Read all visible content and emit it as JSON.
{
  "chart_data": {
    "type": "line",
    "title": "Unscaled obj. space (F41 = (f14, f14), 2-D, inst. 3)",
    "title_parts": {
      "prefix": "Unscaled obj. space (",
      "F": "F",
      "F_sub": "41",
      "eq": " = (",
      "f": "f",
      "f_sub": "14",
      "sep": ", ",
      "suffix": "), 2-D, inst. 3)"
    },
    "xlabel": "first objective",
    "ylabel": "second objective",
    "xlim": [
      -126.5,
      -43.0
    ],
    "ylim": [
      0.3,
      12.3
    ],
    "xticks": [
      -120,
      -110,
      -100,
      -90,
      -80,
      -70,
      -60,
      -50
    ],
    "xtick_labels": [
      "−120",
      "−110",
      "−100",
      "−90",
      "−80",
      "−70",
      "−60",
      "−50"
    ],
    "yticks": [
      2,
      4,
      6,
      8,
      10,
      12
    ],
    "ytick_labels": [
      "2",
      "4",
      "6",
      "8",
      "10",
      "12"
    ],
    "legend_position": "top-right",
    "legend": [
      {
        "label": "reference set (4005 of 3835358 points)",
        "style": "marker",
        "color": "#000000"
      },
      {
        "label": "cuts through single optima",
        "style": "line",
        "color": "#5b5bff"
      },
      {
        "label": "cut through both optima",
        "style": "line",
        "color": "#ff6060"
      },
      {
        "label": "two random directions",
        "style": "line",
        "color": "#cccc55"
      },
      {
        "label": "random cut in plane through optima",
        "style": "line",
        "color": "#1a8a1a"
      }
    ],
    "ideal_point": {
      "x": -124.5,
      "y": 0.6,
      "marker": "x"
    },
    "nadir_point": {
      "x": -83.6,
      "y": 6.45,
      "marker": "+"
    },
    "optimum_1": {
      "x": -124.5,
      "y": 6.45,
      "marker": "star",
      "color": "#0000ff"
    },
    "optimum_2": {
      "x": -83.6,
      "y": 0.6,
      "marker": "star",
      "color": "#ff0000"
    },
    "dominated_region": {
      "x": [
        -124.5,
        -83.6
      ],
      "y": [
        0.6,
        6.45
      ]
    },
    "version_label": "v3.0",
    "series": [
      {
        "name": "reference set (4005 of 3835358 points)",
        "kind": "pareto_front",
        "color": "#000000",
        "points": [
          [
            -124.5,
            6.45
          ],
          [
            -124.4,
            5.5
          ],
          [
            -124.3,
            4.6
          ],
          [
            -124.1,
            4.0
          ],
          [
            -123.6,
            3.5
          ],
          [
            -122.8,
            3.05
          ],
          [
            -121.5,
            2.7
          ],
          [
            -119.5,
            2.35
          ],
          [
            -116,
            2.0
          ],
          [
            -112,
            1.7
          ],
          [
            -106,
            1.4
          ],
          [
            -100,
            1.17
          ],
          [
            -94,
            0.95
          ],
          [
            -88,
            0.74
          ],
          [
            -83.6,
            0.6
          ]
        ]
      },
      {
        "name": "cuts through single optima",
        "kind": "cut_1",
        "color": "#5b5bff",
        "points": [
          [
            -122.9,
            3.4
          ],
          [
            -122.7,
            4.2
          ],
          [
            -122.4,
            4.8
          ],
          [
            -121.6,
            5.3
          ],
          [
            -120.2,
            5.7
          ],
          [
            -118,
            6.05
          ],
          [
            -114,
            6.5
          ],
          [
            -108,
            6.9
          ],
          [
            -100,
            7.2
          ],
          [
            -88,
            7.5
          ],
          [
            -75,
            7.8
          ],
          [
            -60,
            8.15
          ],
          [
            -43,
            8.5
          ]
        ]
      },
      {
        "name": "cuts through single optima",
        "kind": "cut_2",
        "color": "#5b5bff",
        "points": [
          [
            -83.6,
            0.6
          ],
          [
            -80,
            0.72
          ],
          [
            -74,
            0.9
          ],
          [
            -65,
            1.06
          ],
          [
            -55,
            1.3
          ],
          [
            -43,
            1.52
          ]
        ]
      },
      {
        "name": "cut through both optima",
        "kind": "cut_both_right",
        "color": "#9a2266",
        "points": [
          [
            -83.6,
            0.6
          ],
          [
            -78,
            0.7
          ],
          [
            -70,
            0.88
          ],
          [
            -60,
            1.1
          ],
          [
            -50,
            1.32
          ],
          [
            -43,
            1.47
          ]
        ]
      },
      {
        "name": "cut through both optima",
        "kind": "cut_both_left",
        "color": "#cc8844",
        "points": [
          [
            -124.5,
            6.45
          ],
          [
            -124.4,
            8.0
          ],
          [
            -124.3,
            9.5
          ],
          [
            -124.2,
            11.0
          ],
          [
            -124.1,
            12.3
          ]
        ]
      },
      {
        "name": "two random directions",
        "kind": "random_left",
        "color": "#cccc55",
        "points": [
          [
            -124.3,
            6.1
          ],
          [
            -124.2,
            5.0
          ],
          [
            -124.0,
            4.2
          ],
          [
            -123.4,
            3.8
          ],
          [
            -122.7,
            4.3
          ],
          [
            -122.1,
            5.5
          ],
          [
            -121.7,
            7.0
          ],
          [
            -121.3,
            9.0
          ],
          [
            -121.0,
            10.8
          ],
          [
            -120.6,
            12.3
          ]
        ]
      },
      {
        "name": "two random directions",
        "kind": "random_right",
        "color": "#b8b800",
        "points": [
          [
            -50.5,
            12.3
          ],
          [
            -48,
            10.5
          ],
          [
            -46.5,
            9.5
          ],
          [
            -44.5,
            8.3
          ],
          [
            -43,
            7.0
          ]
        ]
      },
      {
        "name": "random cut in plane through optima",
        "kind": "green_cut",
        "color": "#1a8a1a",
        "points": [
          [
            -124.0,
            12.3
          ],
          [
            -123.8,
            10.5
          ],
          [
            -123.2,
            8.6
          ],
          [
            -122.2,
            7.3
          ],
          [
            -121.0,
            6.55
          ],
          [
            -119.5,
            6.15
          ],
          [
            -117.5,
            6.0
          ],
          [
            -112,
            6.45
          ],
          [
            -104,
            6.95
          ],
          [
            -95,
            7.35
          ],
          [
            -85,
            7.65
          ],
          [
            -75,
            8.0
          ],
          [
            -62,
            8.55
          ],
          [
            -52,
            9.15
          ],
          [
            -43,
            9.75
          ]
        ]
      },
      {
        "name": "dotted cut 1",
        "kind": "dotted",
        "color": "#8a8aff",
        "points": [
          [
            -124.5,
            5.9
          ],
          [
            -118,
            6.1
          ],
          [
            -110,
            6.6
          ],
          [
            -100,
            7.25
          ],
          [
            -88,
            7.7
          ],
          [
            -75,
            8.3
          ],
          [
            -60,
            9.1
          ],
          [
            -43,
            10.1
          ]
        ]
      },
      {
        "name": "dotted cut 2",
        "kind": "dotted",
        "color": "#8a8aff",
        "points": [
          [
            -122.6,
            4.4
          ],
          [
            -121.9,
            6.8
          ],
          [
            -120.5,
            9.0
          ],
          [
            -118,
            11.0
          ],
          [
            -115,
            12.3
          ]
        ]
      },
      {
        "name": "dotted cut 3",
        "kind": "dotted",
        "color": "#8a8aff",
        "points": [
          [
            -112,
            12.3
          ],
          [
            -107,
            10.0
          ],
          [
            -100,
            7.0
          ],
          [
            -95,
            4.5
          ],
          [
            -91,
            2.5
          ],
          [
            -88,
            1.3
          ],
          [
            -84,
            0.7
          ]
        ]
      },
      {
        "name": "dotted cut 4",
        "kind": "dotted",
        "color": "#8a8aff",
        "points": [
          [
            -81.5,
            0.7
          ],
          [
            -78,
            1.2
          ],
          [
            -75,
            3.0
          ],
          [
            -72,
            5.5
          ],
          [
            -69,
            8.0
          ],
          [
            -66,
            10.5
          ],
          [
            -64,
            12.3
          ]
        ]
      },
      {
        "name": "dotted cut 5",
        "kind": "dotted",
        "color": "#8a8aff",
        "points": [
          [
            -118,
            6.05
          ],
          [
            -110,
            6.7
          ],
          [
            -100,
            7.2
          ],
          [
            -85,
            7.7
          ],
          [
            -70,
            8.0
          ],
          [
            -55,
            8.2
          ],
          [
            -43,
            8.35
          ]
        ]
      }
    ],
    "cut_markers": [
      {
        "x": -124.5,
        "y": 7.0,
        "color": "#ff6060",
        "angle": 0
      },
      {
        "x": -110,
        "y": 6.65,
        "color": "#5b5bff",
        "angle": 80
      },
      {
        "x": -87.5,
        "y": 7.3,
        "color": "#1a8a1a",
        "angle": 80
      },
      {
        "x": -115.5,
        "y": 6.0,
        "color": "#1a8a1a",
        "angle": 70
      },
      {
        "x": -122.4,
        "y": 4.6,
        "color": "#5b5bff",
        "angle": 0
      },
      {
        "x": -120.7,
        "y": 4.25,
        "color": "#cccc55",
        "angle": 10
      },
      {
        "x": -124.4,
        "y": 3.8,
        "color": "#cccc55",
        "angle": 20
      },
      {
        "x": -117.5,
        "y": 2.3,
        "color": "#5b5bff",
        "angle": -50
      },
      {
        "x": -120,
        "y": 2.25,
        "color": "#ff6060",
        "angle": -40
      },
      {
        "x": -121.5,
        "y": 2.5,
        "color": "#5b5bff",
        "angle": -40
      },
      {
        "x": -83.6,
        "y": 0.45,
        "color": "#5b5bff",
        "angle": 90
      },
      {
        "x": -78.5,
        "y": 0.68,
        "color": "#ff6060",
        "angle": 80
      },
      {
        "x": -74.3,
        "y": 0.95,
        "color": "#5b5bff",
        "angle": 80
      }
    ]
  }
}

__What to produce__: Read the entries and select each line where the word "through" is found.

__In response__:
        "label": "cuts through single optima",
        "label": "cut through both optima",
        "label": "random cut in plane through optima",
        "name": "cuts through single optima",
        "name": "cuts through single optima",
        "name": "cut through both optima",
        "name": "cut through both optima",
        "name": "random cut in plane through optima",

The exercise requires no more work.